>>>
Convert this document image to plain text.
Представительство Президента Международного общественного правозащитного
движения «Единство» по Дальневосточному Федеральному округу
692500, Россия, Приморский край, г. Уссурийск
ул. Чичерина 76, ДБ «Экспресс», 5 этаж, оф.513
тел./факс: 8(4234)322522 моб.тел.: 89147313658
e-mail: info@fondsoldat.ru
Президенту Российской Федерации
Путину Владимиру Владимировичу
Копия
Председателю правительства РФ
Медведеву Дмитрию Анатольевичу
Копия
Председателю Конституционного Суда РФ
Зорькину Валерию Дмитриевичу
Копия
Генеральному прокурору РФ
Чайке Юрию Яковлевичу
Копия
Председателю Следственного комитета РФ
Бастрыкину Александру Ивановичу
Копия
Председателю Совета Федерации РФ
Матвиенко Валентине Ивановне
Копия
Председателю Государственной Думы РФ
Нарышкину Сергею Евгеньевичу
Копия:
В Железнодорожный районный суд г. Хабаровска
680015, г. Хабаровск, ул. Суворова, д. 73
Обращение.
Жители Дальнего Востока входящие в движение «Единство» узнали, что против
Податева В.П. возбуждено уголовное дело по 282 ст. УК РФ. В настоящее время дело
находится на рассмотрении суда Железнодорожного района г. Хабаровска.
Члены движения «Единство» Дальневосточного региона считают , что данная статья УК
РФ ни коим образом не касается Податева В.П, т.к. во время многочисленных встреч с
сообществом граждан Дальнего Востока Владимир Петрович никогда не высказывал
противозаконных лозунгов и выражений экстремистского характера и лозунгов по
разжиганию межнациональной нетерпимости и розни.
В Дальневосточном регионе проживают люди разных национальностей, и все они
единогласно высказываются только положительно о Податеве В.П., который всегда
<<<
Set task: Using the records given above, list every line that includes the word "время".

Finished exercise:
Податева В.П. возбуждено уголовное дело по 282 ст. УК РФ. В настоящее время дело
РФ ни коим образом не касается Податева В.П, т.к. во время многочисленных встреч с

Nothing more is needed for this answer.